-------- TEXTO DE LA PÁGINA --------

Todo esto es Bangkok, ciudad de los ángeles, ciudad de contrastes.

 

La zona donde nos alojamos es tranquila, las casas bajitas de madera, apenas son visibles porque la vegetación las cubre, las ramas de los árboles entran y salen de ellas con total impunidad, como si fuesen sus propios moradores. Estamos a orillas del río Chao Phraya, o “Río de los Reyes”, paseamos por el barrio, sus mercados donde empezamos a ver los primeros insectos (fritos !), todo tipo de pescado seco, sequísimo, peces vivos en grandes barreños llenos de agua, también frutas exóticas, verduras, algunas totalmente desconocidas para nosotras, y de pronto el mercado de flores. Poco a poco aparecen los primeros templos, hay tantos que no tienes que buscarlos, ellos te encuentran a ti, entramos, participamos en su ceremonia y sentimos un gran acogimiento.

 

El palacio real es bellísimo, pero si nos han dicho que en Bangkok viven casi 10 millones de personas, yo creo que la mayoría están hoy aquí, realmente es un conjunto de edificios, templos, precioso. Entradas custodiadas por criaturas mitológicas, sabios de mirada bondadosa y pelo y bigotes blancos larguísimos te dan la bienvenida, las atzaras, bailarinas celestiales cubiertas de oro te ofrecen el aroma de las flores, demonios sonrientes y picarescos soportan el peso de las estupas y finalmente, desde lo lejos, divisamos el Buda Esmeralda. Después visitamos el templo Wat Pho donde se alberga un Buda reclinado grandioso, 46 metros de largo por 15 de alto y no es el único ! visitamos galerías con decenas de ellos, éstos ya de tamaño normal, sentados en posición de loto, y después el barrio chino, tan caótico como cualquier barrio chino de cualquier lugar del mundo, carteles luminosos, ajetreo, todo está en venta, aquí encontrarías cualquier cosa que quisieras comprar y lo que no, también. Por último, visitamos el mercado nocturno de flores y cenamos en un puesto callejero unos noodles buenísimos. Todavía está presente el aroma y la belleza de las flores cuando tranquilas, relajadas al final del día, nos sorprendemos observando las ratas merodeando aquí y allá entre los transeúntes, nadie se alarma, las esquivan sí, pero nada más.

-------- MATERIAL PRESENTADO --------

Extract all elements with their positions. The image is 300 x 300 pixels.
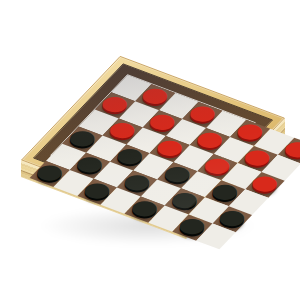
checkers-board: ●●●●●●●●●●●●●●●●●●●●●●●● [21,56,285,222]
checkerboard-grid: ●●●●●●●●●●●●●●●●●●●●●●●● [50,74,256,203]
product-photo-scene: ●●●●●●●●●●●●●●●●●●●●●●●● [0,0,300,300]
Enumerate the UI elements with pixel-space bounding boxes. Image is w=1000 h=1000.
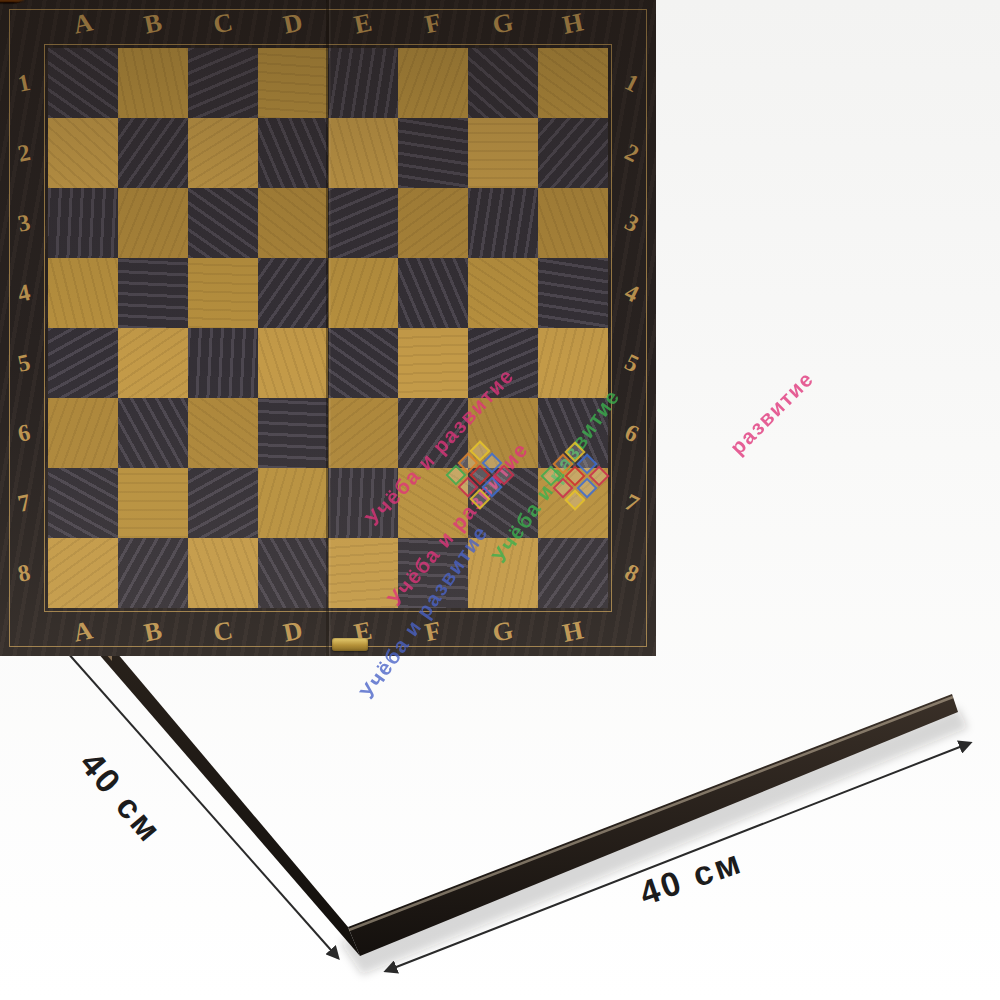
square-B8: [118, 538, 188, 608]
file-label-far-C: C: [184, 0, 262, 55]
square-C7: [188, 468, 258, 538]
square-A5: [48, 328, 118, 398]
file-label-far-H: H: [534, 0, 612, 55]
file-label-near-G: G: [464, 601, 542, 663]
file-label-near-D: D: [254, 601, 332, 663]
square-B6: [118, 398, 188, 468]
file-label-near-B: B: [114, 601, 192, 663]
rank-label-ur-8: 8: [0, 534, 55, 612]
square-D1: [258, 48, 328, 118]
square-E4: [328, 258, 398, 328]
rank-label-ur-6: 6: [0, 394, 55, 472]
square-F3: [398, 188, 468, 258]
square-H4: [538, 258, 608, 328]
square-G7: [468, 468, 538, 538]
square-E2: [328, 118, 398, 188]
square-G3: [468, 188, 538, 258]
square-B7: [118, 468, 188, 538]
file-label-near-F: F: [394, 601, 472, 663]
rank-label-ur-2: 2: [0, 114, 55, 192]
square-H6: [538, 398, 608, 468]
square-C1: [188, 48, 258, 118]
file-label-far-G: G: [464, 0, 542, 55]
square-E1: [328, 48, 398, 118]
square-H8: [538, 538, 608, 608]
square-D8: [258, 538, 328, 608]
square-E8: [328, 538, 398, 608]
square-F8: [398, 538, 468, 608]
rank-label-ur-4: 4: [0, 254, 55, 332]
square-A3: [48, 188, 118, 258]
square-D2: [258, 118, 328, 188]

--------

▸ TRABAJO SOLICITADO
Contesta estas preguntas con lo que dice el texto sobre Bangkok:
1. ¿Con qué otro nombre se conoce el río Chao Phraya?
2. ¿Qué medidas tiene el Buda reclinado del templo Wat Pho?
3. ¿Qué se cena en un puesto callejero después de visitar el mercado nocturno de flores?

▸ RESPUESTA
1. Se conoce como "Río de los Reyes".
2. Mide 46 metros de largo por 15 de alto.
3. Se cenan unos noodles.